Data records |
[start]
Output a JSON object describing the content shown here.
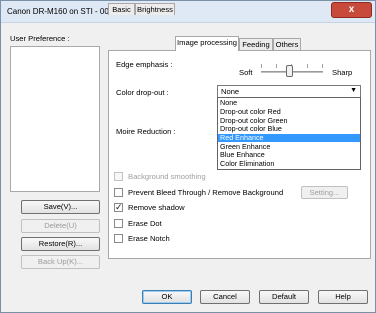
{
  "window": {
    "title": "Canon DR-M160 on STI - 0002",
    "close_glyph": "x"
  },
  "user_preference": {
    "label": "User Preference :",
    "items": [],
    "buttons": {
      "save": "Save(V)...",
      "delete": "Delete(U)",
      "restore": "Restore(R)...",
      "backup": "Back Up(K)..."
    }
  },
  "tabs": [
    {
      "label": "Basic",
      "active": false
    },
    {
      "label": "Brightness",
      "active": false
    },
    {
      "label": "Image processing",
      "active": true
    },
    {
      "label": "Feeding",
      "active": false
    },
    {
      "label": "Others",
      "active": false
    }
  ],
  "image_processing": {
    "edge_emphasis": {
      "label": "Edge emphasis :",
      "min_label": "Soft",
      "max_label": "Sharp",
      "level": 0.45
    },
    "color_dropout": {
      "label": "Color drop-out :",
      "value": "None",
      "options": [
        "None",
        "Drop-out color Red",
        "Drop-out color Green",
        "Drop-out color Blue",
        "Red Enhance",
        "Green Enhance",
        "Blue Enhance",
        "Color Elimination"
      ],
      "highlighted_index": 4
    },
    "moire_reduction": {
      "label": "Moire Reduction :"
    },
    "checkboxes": {
      "background_smoothing": {
        "label": "Background smoothing",
        "checked": false,
        "enabled": false
      },
      "prevent_bleed": {
        "label": "Prevent Bleed Through / Remove Background",
        "checked": false,
        "enabled": true
      },
      "remove_shadow": {
        "label": "Remove shadow",
        "checked": true,
        "enabled": true
      },
      "erase_dot": {
        "label": "Erase Dot",
        "checked": false,
        "enabled": true
      },
      "erase_notch": {
        "label": "Erase Notch",
        "checked": false,
        "enabled": true
      }
    },
    "setting_button": "Setting..."
  },
  "footer": {
    "ok": "OK",
    "cancel": "Cancel",
    "default": "Default",
    "help": "Help"
  }
}
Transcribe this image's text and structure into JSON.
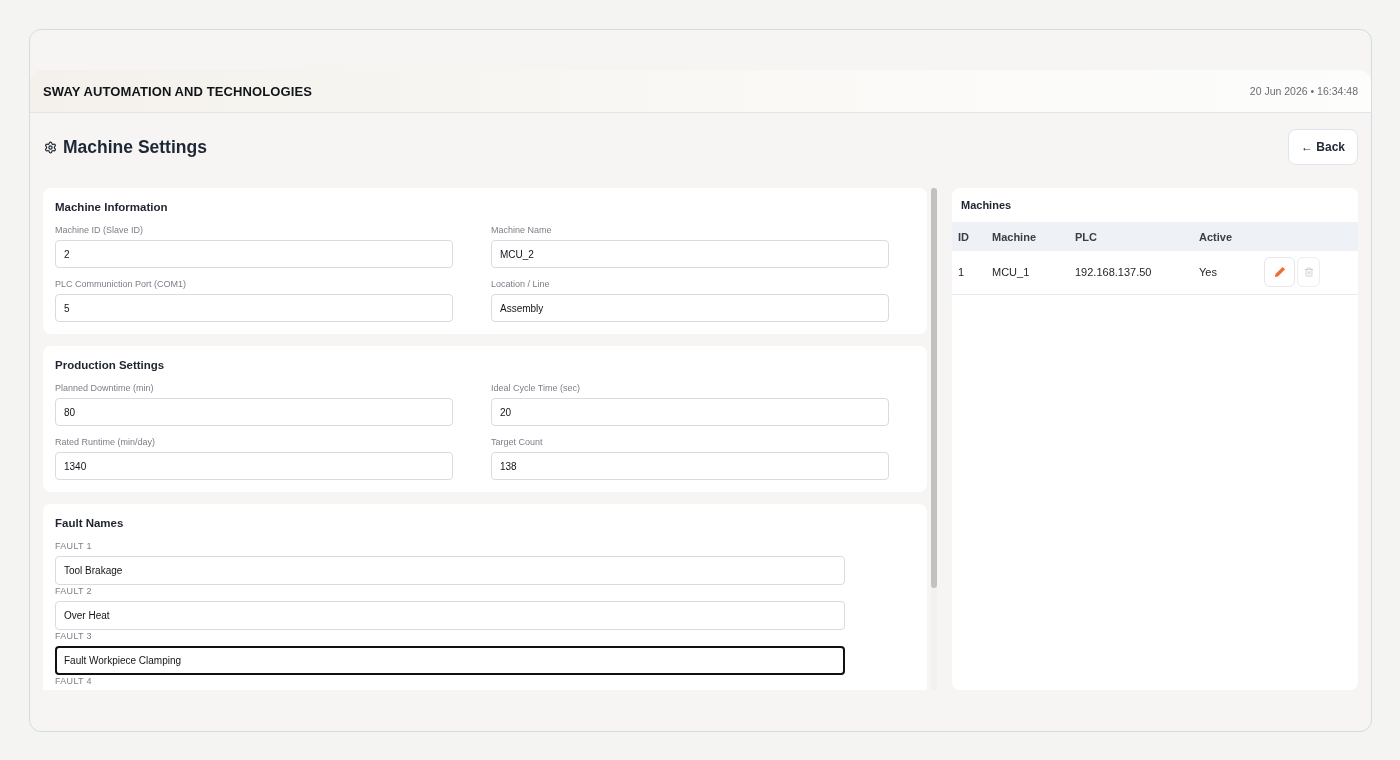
[end]
TASK TO CARRY OUT |
Make an exact copy of the listing above. Do not include the pictures.

ANSWER TO THE EXERCISE |
Output a JSON object describing the content shown here.
{
  "window": {
    "title": "Canon DR-M160 on STI - 0002",
    "close_glyph": "x"
  },
  "user_preference": {
    "label": "User Preference :",
    "items": [],
    "buttons": {
      "save": "Save(V)...",
      "delete": "Delete(U)",
      "restore": "Restore(R)...",
      "backup": "Back Up(K)..."
    }
  },
  "tabs": [
    {
      "label": "Basic",
      "active": false
    },
    {
      "label": "Brightness",
      "active": false
    },
    {
      "label": "Image processing",
      "active": true
    },
    {
      "label": "Feeding",
      "active": false
    },
    {
      "label": "Others",
      "active": false
    }
  ],
  "image_processing": {
    "edge_emphasis": {
      "label": "Edge emphasis :",
      "min_label": "Soft",
      "max_label": "Sharp",
      "level": 0.45
    },
    "color_dropout": {
      "label": "Color drop-out :",
      "value": "None",
      "options": [
        "None",
        "Drop-out color Red",
        "Drop-out color Green",
        "Drop-out color Blue",
        "Red Enhance",
        "Green Enhance",
        "Blue Enhance",
        "Color Elimination"
      ],
      "highlighted_index": 4
    },
    "moire_reduction": {
      "label": "Moire Reduction :"
    },
    "checkboxes": {
      "background_smoothing": {
        "label": "Background smoothing",
        "checked": false,
        "enabled": false
      },
      "prevent_bleed": {
        "label": "Prevent Bleed Through / Remove Background",
        "checked": false,
        "enabled": true
      },
      "remove_shadow": {
        "label": "Remove shadow",
        "checked": true,
        "enabled": true
      },
      "erase_dot": {
        "label": "Erase Dot",
        "checked": false,
        "enabled": true
      },
      "erase_notch": {
        "label": "Erase Notch",
        "checked": false,
        "enabled": true
      }
    },
    "setting_button": "Setting..."
  },
  "footer": {
    "ok": "OK",
    "cancel": "Cancel",
    "default": "Default",
    "help": "Help"
  }
}
Transcribe this image's text and structure into JSON.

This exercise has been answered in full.